Description of the task:
Restate each line word for word. Leave out every picture.

Excerpted data:
——

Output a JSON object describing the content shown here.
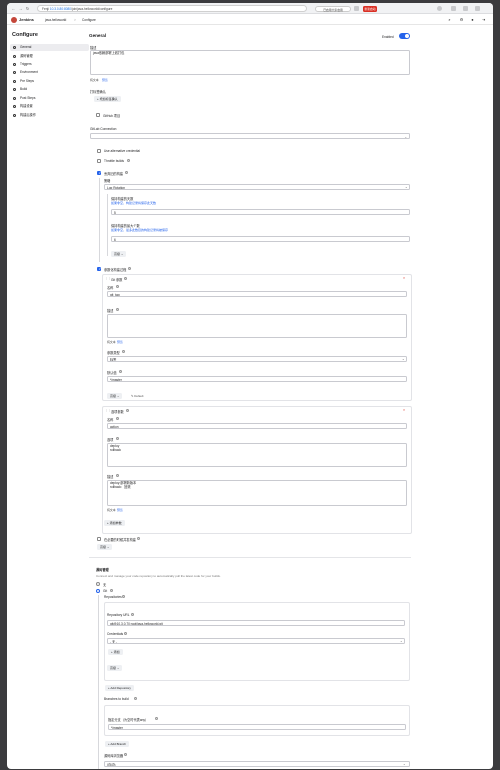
{
  "browser": {
    "url_prefix": "Fenji",
    "url_host": "10.3.0.80:8080",
    "url_path": "/job/java-helloworld/configure",
    "ext_label": "已启用大家启用",
    "ext_red_label": "重新启动"
  },
  "header": {
    "app_title": "Jenkins",
    "crumb_job": "java-helloworld",
    "crumb_sep": ">",
    "crumb_page": "Configure"
  },
  "sidebar": {
    "title": "Configure",
    "items": [
      {
        "label": "General",
        "icon": "gear-icon"
      },
      {
        "label": "源码管理",
        "icon": "code-icon"
      },
      {
        "label": "Triggers",
        "icon": "clock-icon"
      },
      {
        "label": "Environment",
        "icon": "globe-icon"
      },
      {
        "label": "Pre Steps",
        "icon": "steps-icon"
      },
      {
        "label": "Build",
        "icon": "hammer-icon"
      },
      {
        "label": "Post Steps",
        "icon": "steps-icon"
      },
      {
        "label": "构建设置",
        "icon": "settings-icon"
      },
      {
        "label": "构建后操作",
        "icon": "cube-icon"
      }
    ]
  },
  "main": {
    "title": "General",
    "enabled_label": "Enabled",
    "description_label": "描述",
    "description_value": "java依赖部署上线打包",
    "plain_text": "纯文本",
    "preview": "预览",
    "labels_label": "打标签确认",
    "labels_btn": "+ 增加标签确认",
    "github_project": "GitHub 项目",
    "gitlab_connection_label": "GitLab Connection",
    "alt_credential": "Use alternative credential",
    "throttle": "Throttle builds",
    "discard_label": "丢弃旧的构建",
    "strategy_label": "策略",
    "strategy_value": "Log Rotation",
    "keep_days_label": "保持构建的天数",
    "keep_days_sub": "如果非空，构建记录将保存此天数",
    "keep_days_value": "5",
    "keep_max_label": "保持构建的最大个数",
    "keep_max_sub": "如果非空，最多此数目的构建记录将被保存",
    "keep_max_value": "6",
    "advanced_btn": "高级",
    "params_label": "参数化构建过程",
    "git_param_title": "Git 参数",
    "name_label": "名称",
    "git_name_value": "git_tag",
    "desc_label": "描述",
    "param_type_label": "参数类型",
    "param_type_value": "标签",
    "default_value_label": "默认值",
    "default_value": "*/master",
    "advanced_btn2": "高级",
    "default_link": "Default",
    "choice_param_title": "选项参数",
    "choice_name_value": "action",
    "options_label": "选项",
    "options_value": "deploy\nrollback",
    "choice_desc_label": "描述",
    "choice_desc_value": "deploy:部署新版本\nrollback：回滚",
    "add_param_btn": "+ 添加参数",
    "concurrent_label": "在必要的时候并发构建",
    "advanced_btn3": "高级",
    "scm_title": "源码管理",
    "scm_desc": "Connect and manage your code repository to automatically pull the latest code for your builds.",
    "scm_none": "无",
    "scm_git": "Git",
    "repos_label": "Repositories",
    "repo_url_label": "Repository URL",
    "repo_url_value": "git@10.3.0.70:root/java-helloworld.git",
    "credentials_label": "Credentials",
    "credentials_value": "- 无 -",
    "add_btn": "+ 添加",
    "advanced_btn4": "高级",
    "add_repo_btn": "+ Add Repository",
    "branches_label": "Branches to build",
    "branch_spec_label": "指定分支（为空时代表any）",
    "branch_spec_value": "*/master",
    "add_branch_btn": "+ Add Branch",
    "browser_label": "源码库浏览器",
    "browser_value": "(自动)"
  }
}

——

Final answer:
Output a JSON object describing the content shown here.
{
  "browser": {
    "url_prefix": "Fenji",
    "url_host": "10.3.0.80:8080",
    "url_path": "/job/java-helloworld/configure",
    "ext_label": "已启用大家启用",
    "ext_red_label": "重新启动"
  },
  "header": {
    "app_title": "Jenkins",
    "crumb_job": "java-helloworld",
    "crumb_sep": ">",
    "crumb_page": "Configure"
  },
  "sidebar": {
    "title": "Configure",
    "items": [
      {
        "label": "General",
        "icon": "gear-icon"
      },
      {
        "label": "源码管理",
        "icon": "code-icon"
      },
      {
        "label": "Triggers",
        "icon": "clock-icon"
      },
      {
        "label": "Environment",
        "icon": "globe-icon"
      },
      {
        "label": "Pre Steps",
        "icon": "steps-icon"
      },
      {
        "label": "Build",
        "icon": "hammer-icon"
      },
      {
        "label": "Post Steps",
        "icon": "steps-icon"
      },
      {
        "label": "构建设置",
        "icon": "settings-icon"
      },
      {
        "label": "构建后操作",
        "icon": "cube-icon"
      }
    ]
  },
  "main": {
    "title": "General",
    "enabled_label": "Enabled",
    "description_label": "描述",
    "description_value": "java依赖部署上线打包",
    "plain_text": "纯文本",
    "preview": "预览",
    "labels_label": "打标签确认",
    "labels_btn": "+ 增加标签确认",
    "github_project": "GitHub 项目",
    "gitlab_connection_label": "GitLab Connection",
    "alt_credential": "Use alternative credential",
    "throttle": "Throttle builds",
    "discard_label": "丢弃旧的构建",
    "strategy_label": "策略",
    "strategy_value": "Log Rotation",
    "keep_days_label": "保持构建的天数",
    "keep_days_sub": "如果非空，构建记录将保存此天数",
    "keep_days_value": "5",
    "keep_max_label": "保持构建的最大个数",
    "keep_max_sub": "如果非空，最多此数目的构建记录将被保存",
    "keep_max_value": "6",
    "advanced_btn": "高级",
    "params_label": "参数化构建过程",
    "git_param_title": "Git 参数",
    "name_label": "名称",
    "git_name_value": "git_tag",
    "desc_label": "描述",
    "param_type_label": "参数类型",
    "param_type_value": "标签",
    "default_value_label": "默认值",
    "default_value": "*/master",
    "advanced_btn2": "高级",
    "default_link": "Default",
    "choice_param_title": "选项参数",
    "choice_name_value": "action",
    "options_label": "选项",
    "options_value": "deploy\nrollback",
    "choice_desc_label": "描述",
    "choice_desc_value": "deploy:部署新版本\nrollback：回滚",
    "add_param_btn": "+ 添加参数",
    "concurrent_label": "在必要的时候并发构建",
    "advanced_btn3": "高级",
    "scm_title": "源码管理",
    "scm_desc": "Connect and manage your code repository to automatically pull the latest code for your builds.",
    "scm_none": "无",
    "scm_git": "Git",
    "repos_label": "Repositories",
    "repo_url_label": "Repository URL",
    "repo_url_value": "git@10.3.0.70:root/java-helloworld.git",
    "credentials_label": "Credentials",
    "credentials_value": "- 无 -",
    "add_btn": "+ 添加",
    "advanced_btn4": "高级",
    "add_repo_btn": "+ Add Repository",
    "branches_label": "Branches to build",
    "branch_spec_label": "指定分支（为空时代表any）",
    "branch_spec_value": "*/master",
    "add_branch_btn": "+ Add Branch",
    "browser_label": "源码库浏览器",
    "browser_value": "(自动)"
  }
}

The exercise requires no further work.